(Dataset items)
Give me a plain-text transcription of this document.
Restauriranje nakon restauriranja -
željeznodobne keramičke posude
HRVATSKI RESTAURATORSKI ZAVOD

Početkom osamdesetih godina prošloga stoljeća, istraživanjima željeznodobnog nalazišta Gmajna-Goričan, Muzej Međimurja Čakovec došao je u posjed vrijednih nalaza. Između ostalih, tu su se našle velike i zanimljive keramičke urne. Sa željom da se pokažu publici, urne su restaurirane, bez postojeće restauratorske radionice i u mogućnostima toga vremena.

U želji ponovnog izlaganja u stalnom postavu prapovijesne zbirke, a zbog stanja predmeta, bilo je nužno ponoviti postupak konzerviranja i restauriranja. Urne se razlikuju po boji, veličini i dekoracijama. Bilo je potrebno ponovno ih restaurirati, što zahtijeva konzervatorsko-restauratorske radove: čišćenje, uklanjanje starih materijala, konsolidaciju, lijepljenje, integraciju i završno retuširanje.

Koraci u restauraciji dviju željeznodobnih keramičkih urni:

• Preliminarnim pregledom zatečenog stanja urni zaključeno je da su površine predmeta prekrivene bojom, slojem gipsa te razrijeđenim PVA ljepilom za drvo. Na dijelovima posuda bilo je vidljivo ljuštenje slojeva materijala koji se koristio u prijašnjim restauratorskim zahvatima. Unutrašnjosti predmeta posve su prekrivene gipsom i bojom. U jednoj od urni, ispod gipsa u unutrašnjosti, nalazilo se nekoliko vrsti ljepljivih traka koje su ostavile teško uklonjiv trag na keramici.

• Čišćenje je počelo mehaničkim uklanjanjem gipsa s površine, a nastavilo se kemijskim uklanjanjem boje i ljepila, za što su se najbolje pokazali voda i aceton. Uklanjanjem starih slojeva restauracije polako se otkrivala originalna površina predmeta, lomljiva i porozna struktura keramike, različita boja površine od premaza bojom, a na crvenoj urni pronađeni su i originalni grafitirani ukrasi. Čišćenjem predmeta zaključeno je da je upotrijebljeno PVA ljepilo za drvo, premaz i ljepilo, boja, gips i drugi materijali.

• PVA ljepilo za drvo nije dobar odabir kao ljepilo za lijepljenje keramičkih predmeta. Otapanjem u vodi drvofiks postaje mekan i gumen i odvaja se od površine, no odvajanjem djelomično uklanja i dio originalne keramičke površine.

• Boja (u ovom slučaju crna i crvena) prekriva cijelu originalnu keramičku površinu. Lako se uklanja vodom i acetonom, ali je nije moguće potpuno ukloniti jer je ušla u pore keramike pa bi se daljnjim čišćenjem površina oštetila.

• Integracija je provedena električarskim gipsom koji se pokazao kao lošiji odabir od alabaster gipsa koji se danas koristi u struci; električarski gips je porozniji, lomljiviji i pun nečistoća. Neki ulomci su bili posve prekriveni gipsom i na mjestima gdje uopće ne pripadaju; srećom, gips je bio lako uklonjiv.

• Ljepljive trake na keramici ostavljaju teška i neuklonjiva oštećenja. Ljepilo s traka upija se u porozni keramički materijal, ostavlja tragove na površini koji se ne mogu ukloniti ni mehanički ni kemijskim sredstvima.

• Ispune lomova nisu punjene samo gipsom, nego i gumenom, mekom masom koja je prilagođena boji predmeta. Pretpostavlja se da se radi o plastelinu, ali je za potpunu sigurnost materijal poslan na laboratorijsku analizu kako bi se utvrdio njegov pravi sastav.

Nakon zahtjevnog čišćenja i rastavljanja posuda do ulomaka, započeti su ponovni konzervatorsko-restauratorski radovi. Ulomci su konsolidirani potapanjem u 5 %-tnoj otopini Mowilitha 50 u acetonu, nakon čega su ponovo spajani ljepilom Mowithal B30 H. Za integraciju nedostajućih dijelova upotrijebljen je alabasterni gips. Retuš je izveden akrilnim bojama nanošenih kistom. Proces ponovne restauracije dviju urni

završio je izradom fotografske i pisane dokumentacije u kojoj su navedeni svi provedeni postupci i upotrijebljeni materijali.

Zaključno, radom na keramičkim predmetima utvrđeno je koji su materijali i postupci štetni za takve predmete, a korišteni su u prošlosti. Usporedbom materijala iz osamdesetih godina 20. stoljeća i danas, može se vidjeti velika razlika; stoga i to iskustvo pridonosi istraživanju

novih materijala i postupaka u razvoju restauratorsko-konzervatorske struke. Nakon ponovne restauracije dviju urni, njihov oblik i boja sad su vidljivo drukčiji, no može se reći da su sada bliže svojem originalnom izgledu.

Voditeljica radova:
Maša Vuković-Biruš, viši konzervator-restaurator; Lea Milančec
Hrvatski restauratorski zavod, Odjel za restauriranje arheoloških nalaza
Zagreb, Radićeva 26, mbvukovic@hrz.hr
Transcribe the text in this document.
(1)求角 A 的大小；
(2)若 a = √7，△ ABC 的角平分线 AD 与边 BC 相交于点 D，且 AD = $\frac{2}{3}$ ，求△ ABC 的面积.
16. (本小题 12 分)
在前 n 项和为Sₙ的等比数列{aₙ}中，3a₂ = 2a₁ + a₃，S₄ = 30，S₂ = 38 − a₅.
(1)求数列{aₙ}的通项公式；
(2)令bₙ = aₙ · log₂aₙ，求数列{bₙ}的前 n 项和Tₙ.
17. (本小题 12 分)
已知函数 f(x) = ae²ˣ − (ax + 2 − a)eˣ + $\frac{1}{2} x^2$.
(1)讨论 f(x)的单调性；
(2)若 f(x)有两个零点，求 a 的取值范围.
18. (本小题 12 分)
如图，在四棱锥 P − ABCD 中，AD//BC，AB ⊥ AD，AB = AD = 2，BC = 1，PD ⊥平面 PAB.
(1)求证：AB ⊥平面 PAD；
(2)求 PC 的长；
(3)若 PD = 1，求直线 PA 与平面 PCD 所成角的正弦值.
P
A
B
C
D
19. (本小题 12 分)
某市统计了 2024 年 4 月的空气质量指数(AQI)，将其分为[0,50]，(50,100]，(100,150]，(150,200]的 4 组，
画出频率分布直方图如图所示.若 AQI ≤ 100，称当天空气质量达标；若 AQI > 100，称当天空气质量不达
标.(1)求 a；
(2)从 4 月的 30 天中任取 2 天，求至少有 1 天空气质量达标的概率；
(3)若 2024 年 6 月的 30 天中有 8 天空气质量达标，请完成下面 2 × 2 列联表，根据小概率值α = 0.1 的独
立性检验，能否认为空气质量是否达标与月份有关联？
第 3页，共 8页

**TASK TO COMPLETE**
Output each record exactly, leaving nothing out.

**EXERCISE SOLUTION**
Give me a plain-text transcription of this document.
Restauriranje nakon restauriranja -
željeznodobne keramičke posude
HRVATSKI RESTAURATORSKI ZAVOD

Početkom osamdesetih godina prošloga stoljeća, istraživanjima željeznodobnog nalazišta Gmajna-Goričan, Muzej Međimurja Čakovec došao je u posjed vrijednih nalaza. Između ostalih, tu su se našle velike i zanimljive keramičke urne. Sa željom da se pokažu publici, urne su restaurirane, bez postojeće restauratorske radionice i u mogućnostima toga vremena.

U želji ponovnog izlaganja u stalnom postavu prapovijesne zbirke, a zbog stanja predmeta, bilo je nužno ponoviti postupak konzerviranja i restauriranja. Urne se razlikuju po boji, veličini i dekoracijama. Bilo je potrebno ponovno ih restaurirati, što zahtijeva konzervatorsko-restauratorske radove: čišćenje, uklanjanje starih materijala, konsolidaciju, lijepljenje, integraciju i završno retuširanje.

Koraci u restauraciji dviju željeznodobnih keramičkih urni:

• Preliminarnim pregledom zatečenog stanja urni zaključeno je da su površine predmeta prekrivene bojom, slojem gipsa te razrijeđenim PVA ljepilom za drvo. Na dijelovima posuda bilo je vidljivo ljuštenje slojeva materijala koji se koristio u prijašnjim restauratorskim zahvatima. Unutrašnjosti predmeta posve su prekrivene gipsom i bojom. U jednoj od urni, ispod gipsa u unutrašnjosti, nalazilo se nekoliko vrsti ljepljivih traka koje su ostavile teško uklonjiv trag na keramici.

• Čišćenje je počelo mehaničkim uklanjanjem gipsa s površine, a nastavilo se kemijskim uklanjanjem boje i ljepila, za što su se najbolje pokazali voda i aceton. Uklanjanjem starih slojeva restauracije polako se otkrivala originalna površina predmeta, lomljiva i porozna struktura keramike, različita boja površine od premaza bojom, a na crvenoj urni pronađeni su i originalni grafitirani ukrasi. Čišćenjem predmeta zaključeno je da je upotrijebljeno PVA ljepilo za drvo, premaz i ljepilo, boja, gips i drugi materijali.

• PVA ljepilo za drvo nije dobar odabir kao ljepilo za lijepljenje keramičkih predmeta. Otapanjem u vodi drvofiks postaje mekan i gumen i odvaja se od površine, no odvajanjem djelomično uklanja i dio originalne keramičke površine.

• Boja (u ovom slučaju crna i crvena) prekriva cijelu originalnu keramičku površinu. Lako se uklanja vodom i acetonom, ali je nije moguće potpuno ukloniti jer je ušla u pore keramike pa bi se daljnjim čišćenjem površina oštetila.

• Integracija je provedena električarskim gipsom koji se pokazao kao lošiji odabir od alabaster gipsa koji se danas koristi u struci; električarski gips je porozniji, lomljiviji i pun nečistoća. Neki ulomci su bili posve prekriveni gipsom i na mjestima gdje uopće ne pripadaju; srećom, gips je bio lako uklonjiv.

• Ljepljive trake na keramici ostavljaju teška i neuklonjiva oštećenja. Ljepilo s traka upija se u porozni keramički materijal, ostavlja tragove na površini koji se ne mogu ukloniti ni mehanički ni kemijskim sredstvima.

• Ispune lomova nisu punjene samo gipsom, nego i gumenom, mekom masom koja je prilagođena boji predmeta. Pretpostavlja se da se radi o plastelinu, ali je za potpunu sigurnost materijal poslan na laboratorijsku analizu kako bi se utvrdio njegov pravi sastav.

Nakon zahtjevnog čišćenja i rastavljanja posuda do ulomaka, započeti su ponovni konzervatorsko-restauratorski radovi. Ulomci su konsolidirani potapanjem u 5 %-tnoj otopini Mowilitha 50 u acetonu, nakon čega su ponovo spajani ljepilom Mowithal B30 H. Za integraciju nedostajućih dijelova upotrijebljen je alabasterni gips. Retuš je izveden akrilnim bojama nanošenih kistom. Proces ponovne restauracije dviju urni

završio je izradom fotografske i pisane dokumentacije u kojoj su navedeni svi provedeni postupci i upotrijebljeni materijali.

Zaključno, radom na keramičkim predmetima utvrđeno je koji su materijali i postupci štetni za takve predmete, a korišteni su u prošlosti. Usporedbom materijala iz osamdesetih godina 20. stoljeća i danas, može se vidjeti velika razlika; stoga i to iskustvo pridonosi istraživanju

novih materijala i postupaka u razvoju restauratorsko-konzervatorske struke. Nakon ponovne restauracije dviju urni, njihov oblik i boja sad su vidljivo drukčiji, no može se reći da su sada bliže svojem originalnom izgledu.

Voditeljica radova:
Maša Vuković-Biruš, viši konzervator-restaurator; Lea Milančec
Hrvatski restauratorski zavod, Odjel za restauriranje arheoloških nalaza
Zagreb, Radićeva 26, mbvukovic@hrz.hr
Transcribe the text in this document.
(1)求角 A 的大小；
(2)若 a = √7，△ ABC 的角平分线 AD 与边 BC 相交于点 D，且 AD = $\frac{2}{3}$ ，求△ ABC 的面积.
16. (本小题 12 分)
在前 n 项和为Sₙ的等比数列{aₙ}中，3a₂ = 2a₁ + a₃，S₄ = 30，S₂ = 38 − a₅.
(1)求数列{aₙ}的通项公式；
(2)令bₙ = aₙ · log₂aₙ，求数列{bₙ}的前 n 项和Tₙ.
17. (本小题 12 分)
已知函数 f(x) = ae²ˣ − (ax + 2 − a)eˣ + $\frac{1}{2} x^2$.
(1)讨论 f(x)的单调性；
(2)若 f(x)有两个零点，求 a 的取值范围.
18. (本小题 12 分)
如图，在四棱锥 P − ABCD 中，AD//BC，AB ⊥ AD，AB = AD = 2，BC = 1，PD ⊥平面 PAB.
(1)求证：AB ⊥平面 PAD；
(2)求 PC 的长；
(3)若 PD = 1，求直线 PA 与平面 PCD 所成角的正弦值.
P
A
B
C
D
19. (本小题 12 分)
某市统计了 2024 年 4 月的空气质量指数(AQI)，将其分为[0,50]，(50,100]，(100,150]，(150,200]的 4 组，
画出频率分布直方图如图所示.若 AQI ≤ 100，称当天空气质量达标；若 AQI > 100，称当天空气质量不达
标.(1)求 a；
(2)从 4 月的 30 天中任取 2 天，求至少有 1 天空气质量达标的概率；
(3)若 2024 年 6 月的 30 天中有 8 天空气质量达标，请完成下面 2 × 2 列联表，根据小概率值α = 0.1 的独
立性检验，能否认为空气质量是否达标与月份有关联？
第 3页，共 8页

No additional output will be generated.